▶ WORK TO BE COMPLETED
Select every line holding the word "masa" and copy it.

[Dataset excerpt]
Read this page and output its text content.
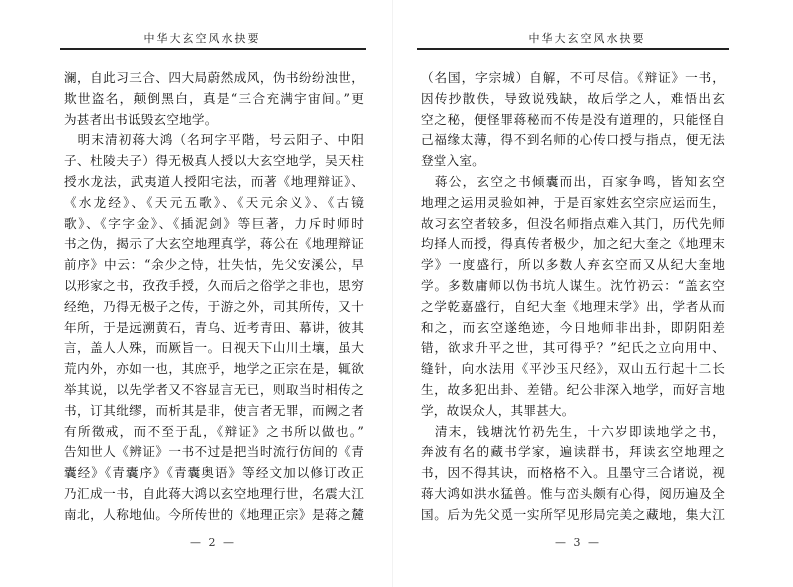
中华大玄空风水抉要
澜，自此习三合、四大局蔚然成风，伪书纷纷浊世，
欺世盗名，颠倒黑白，真是“三合充满宇宙间。”更
为甚者出书诋毁玄空地学。
　明末清初蒋大鸿（名珂字平階，号云阳子、中阳
子、杜陵夫子）得无极真人授以大玄空地学，吴天柱
授水龙法，武夷道人授阳宅法，而著《地理辩证》、
《水龙经》、《天元五歌》、《天元余义》、《古镜
歌》、《字字金》、《插泥剑》等巨著，力斥时师时
书之伪，揭示了大玄空地理真学，蒋公在《地理辩证
前序》中云：“余少之恃，壮失怙，先父安溪公，早
以形家之书，孜孜手授，久而后之俗学之非也，思穷
经绝，乃得无极子之传，于游之外，司其所传，又十
年所，于是远溯黄石，青乌、近考青田、幕讲，彼其
言，盖人人殊，而厥旨一。日视天下山川土壤，虽大
荒内外，亦如一也，其庶乎，地学之正宗在是，辄欲
举其说，以先学者又不容显言无已，则取当时相传之
书，订其纰缪，而析其是非，使言者无罪，而阙之者
有所徵戒，而不至于乱，《辩证》之书所以做也。”
告知世人《辨证》一书不过是把当时流行仿间的《青
囊经》《青囊序》《青囊奥语》等经文加以修订改正
乃汇成一书，自此蒋大鸿以玄空地理行世，名震大江
南北，人称地仙。今所传世的《地理正宗》是蒋之麓
— 2 —
中华大玄空风水抉要
（名国，字宗城）自解，不可尽信。《辩证》一书，
因传抄散佚，导致说残缺，故后学之人，难悟出玄
空之秘，便怪罪蒋秘而不传是没有道理的，只能怪自
己福缘太薄，得不到名师的心传口授与指点，便无法
登堂入室。
　蒋公，玄空之书倾囊而出，百家争鸣，皆知玄空
地理之运用灵验如神，于是百家姓玄空宗应运而生，
故习玄空者较多，但没名师指点难入其门，历代先师
均择人而授，得真传者极少，加之纪大奎之《地理末
学》一度盛行，所以多数人弃玄空而又从纪大奎地
学。多数庸师以伪书坑人谋生。沈竹礽云：“盖玄空
之学乾嘉盛行，自纪大奎《地理末学》出，学者从而
和之，而玄空遂绝迹，今日地师非出卦，即阴阳差
错，欲求升平之世，其可得乎？”纪氏之立向用中、
缝针，向水法用《平沙玉尺经》，双山五行起十二长
生，故多犯出卦、差错。纪公非深入地学，而好言地
学，故误众人，其罪甚大。
　清末，钱塘沈竹礽先生，十六岁即读地学之书，
奔波有名的藏书学家，遍读群书，拜读玄空地理之
书，因不得其诀，而格格不入。且墨守三合诸说，视
蒋大鸿如洪水猛兽。惟与峦头颇有心得，阅历遍及全
国。后为先父觅一实所罕见形局完美之藏地，集大江
— 3 —
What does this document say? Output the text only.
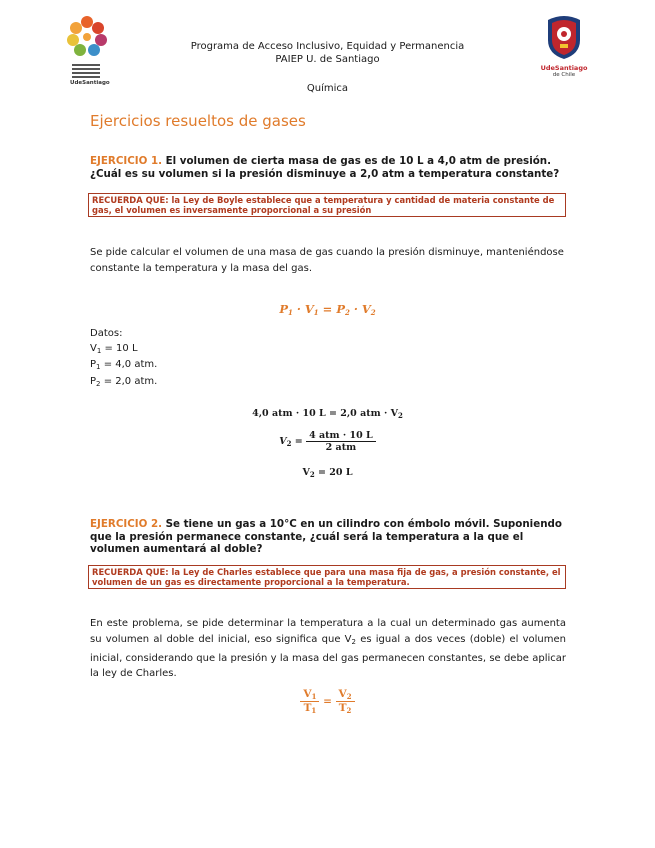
UdeSantiago
UdeSantiago
de Chile
Programa de Acceso Inclusivo, Equidad y Permanencia
PAIEP U. de Santiago
Química
Ejercicios resueltos de gases
EJERCICIO 1. El volumen de cierta masa de gas es de 10 L a 4,0 atm de presión. ¿Cuál es su volumen si la presión disminuye a 2,0 atm a temperatura constante?
RECUERDA QUE: la Ley de Boyle establece que a temperatura y cantidad de materia constante de gas, el volumen es inversamente proporcional a su presión
Se pide calcular el volumen de una masa de gas cuando la presión disminuye, manteniéndose constante la temperatura y la masa del gas.
$P_1 \cdot V_1 = P_2 \cdot V_2$
Datos:
$V_1 = 10$ L
$P_1 = 4,0$ atm.
$P_2 = 2,0$ atm.
4,0 atm · 10 L = 2,0 atm · $V_2$
$V_2 = \frac{\text{4 atm · 10 L}}{\text{2 atm}}$
$V_2 = 20$ L
EJERCICIO 2. Se tiene un gas a 10°C en un cilindro con émbolo móvil. Suponiendo que la presión permanece constante, ¿cuál será la temperatura a la que el volumen aumentará al doble?
RECUERDA QUE: la Ley de Charles establece que para una masa fija de gas, a presión constante, el volumen de un gas es directamente proporcional a la temperatura.
En este problema, se pide determinar la temperatura a la cual un determinado gas aumenta su volumen al doble del inicial, eso significa que $V_2$ es igual a dos veces (doble) el volumen inicial, considerando que la presión y la masa del gas permanecen constantes, se debe aplicar la ley de Charles.
$\frac{V_1}{T_1} = \frac{V_2}{T_2}$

▶ THE RESPONSE
EJERCICIO 1. El volumen de cierta masa de gas es de 10 L a 4,0 atm de presión. ¿Cuál es su volumen si la presión disminuye a 2,0 atm a temperatura constante?
Se pide calcular el volumen de una masa de gas cuando la presión disminuye, manteniéndose constante la temperatura y la masa del gas.
RECUERDA QUE: la Ley de Charles establece que para una masa fija de gas, a presión constante, el volumen de un gas es directamente proporcional a la temperatura.
En este problema, se pide determinar la temperatura a la cual un determinado gas aumenta su volumen al doble del inicial, eso significa que $V_2$ es igual a dos veces (doble) el volumen inicial, considerando que la presión y la masa del gas permanecen constantes, se debe aplicar la ley de Charles.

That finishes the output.